--- START OF Available data ---
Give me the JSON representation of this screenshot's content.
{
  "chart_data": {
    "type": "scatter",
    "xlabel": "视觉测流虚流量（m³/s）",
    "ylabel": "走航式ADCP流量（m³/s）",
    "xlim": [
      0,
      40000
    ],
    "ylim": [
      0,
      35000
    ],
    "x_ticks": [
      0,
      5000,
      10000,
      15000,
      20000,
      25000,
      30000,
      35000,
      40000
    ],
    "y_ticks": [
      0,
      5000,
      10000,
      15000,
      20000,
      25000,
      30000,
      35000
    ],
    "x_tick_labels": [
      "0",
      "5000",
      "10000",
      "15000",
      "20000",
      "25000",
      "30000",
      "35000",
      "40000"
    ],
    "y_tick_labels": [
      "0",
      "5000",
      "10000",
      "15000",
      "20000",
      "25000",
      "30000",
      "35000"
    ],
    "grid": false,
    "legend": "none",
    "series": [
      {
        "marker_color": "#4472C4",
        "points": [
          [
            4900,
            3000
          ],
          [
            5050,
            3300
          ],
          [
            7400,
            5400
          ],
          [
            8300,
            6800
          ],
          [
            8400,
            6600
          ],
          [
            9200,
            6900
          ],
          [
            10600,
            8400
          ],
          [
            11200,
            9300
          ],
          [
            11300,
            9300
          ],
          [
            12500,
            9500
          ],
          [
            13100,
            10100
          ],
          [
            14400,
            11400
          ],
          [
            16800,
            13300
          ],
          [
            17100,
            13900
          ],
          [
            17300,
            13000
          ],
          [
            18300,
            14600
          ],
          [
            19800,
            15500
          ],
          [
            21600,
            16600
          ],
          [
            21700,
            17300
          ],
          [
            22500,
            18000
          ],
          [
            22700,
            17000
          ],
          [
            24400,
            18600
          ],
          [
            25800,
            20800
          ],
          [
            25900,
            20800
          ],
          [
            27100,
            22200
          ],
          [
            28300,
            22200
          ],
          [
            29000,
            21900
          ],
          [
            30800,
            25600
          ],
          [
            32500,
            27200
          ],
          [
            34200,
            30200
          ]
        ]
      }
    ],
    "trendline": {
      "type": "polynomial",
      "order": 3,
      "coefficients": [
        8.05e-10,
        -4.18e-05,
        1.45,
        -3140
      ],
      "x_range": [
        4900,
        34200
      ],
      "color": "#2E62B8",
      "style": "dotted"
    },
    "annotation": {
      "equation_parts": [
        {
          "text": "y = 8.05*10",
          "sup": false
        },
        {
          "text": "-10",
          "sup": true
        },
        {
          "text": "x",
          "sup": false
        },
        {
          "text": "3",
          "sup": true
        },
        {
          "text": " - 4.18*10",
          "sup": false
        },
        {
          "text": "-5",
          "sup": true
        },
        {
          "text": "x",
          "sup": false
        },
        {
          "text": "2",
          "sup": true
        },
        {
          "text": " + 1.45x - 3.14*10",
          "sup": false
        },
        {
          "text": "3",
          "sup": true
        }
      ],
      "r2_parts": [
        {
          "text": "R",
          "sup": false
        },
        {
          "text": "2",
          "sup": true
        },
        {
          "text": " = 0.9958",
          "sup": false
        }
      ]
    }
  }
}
--- END OF Available data ---
- Problem to solve
Retype the entries exactly, including every line.

- Response to this task
Give me the JSON representation of this screenshot's content.
{
  "chart_data": {
    "type": "scatter",
    "xlabel": "视觉测流虚流量（m³/s）",
    "ylabel": "走航式ADCP流量（m³/s）",
    "xlim": [
      0,
      40000
    ],
    "ylim": [
      0,
      35000
    ],
    "x_ticks": [
      0,
      5000,
      10000,
      15000,
      20000,
      25000,
      30000,
      35000,
      40000
    ],
    "y_ticks": [
      0,
      5000,
      10000,
      15000,
      20000,
      25000,
      30000,
      35000
    ],
    "x_tick_labels": [
      "0",
      "5000",
      "10000",
      "15000",
      "20000",
      "25000",
      "30000",
      "35000",
      "40000"
    ],
    "y_tick_labels": [
      "0",
      "5000",
      "10000",
      "15000",
      "20000",
      "25000",
      "30000",
      "35000"
    ],
    "grid": false,
    "legend": "none",
    "series": [
      {
        "marker_color": "#4472C4",
        "points": [
          [
            4900,
            3000
          ],
          [
            5050,
            3300
          ],
          [
            7400,
            5400
          ],
          [
            8300,
            6800
          ],
          [
            8400,
            6600
          ],
          [
            9200,
            6900
          ],
          [
            10600,
            8400
          ],
          [
            11200,
            9300
          ],
          [
            11300,
            9300
          ],
          [
            12500,
            9500
          ],
          [
            13100,
            10100
          ],
          [
            14400,
            11400
          ],
          [
            16800,
            13300
          ],
          [
            17100,
            13900
          ],
          [
            17300,
            13000
          ],
          [
            18300,
            14600
          ],
          [
            19800,
            15500
          ],
          [
            21600,
            16600
          ],
          [
            21700,
            17300
          ],
          [
            22500,
            18000
          ],
          [
            22700,
            17000
          ],
          [
            24400,
            18600
          ],
          [
            25800,
            20800
          ],
          [
            25900,
            20800
          ],
          [
            27100,
            22200
          ],
          [
            28300,
            22200
          ],
          [
            29000,
            21900
          ],
          [
            30800,
            25600
          ],
          [
            32500,
            27200
          ],
          [
            34200,
            30200
          ]
        ]
      }
    ],
    "trendline": {
      "type": "polynomial",
      "order": 3,
      "coefficients": [
        8.05e-10,
        -4.18e-05,
        1.45,
        -3140
      ],
      "x_range": [
        4900,
        34200
      ],
      "color": "#2E62B8",
      "style": "dotted"
    },
    "annotation": {
      "equation_parts": [
        {
          "text": "y = 8.05*10",
          "sup": false
        },
        {
          "text": "-10",
          "sup": true
        },
        {
          "text": "x",
          "sup": false
        },
        {
          "text": "3",
          "sup": true
        },
        {
          "text": " - 4.18*10",
          "sup": false
        },
        {
          "text": "-5",
          "sup": true
        },
        {
          "text": "x",
          "sup": false
        },
        {
          "text": "2",
          "sup": true
        },
        {
          "text": " + 1.45x - 3.14*10",
          "sup": false
        },
        {
          "text": "3",
          "sup": true
        }
      ],
      "r2_parts": [
        {
          "text": "R",
          "sup": false
        },
        {
          "text": "2",
          "sup": true
        },
        {
          "text": " = 0.9958",
          "sup": false
        }
      ]
    }
  }
}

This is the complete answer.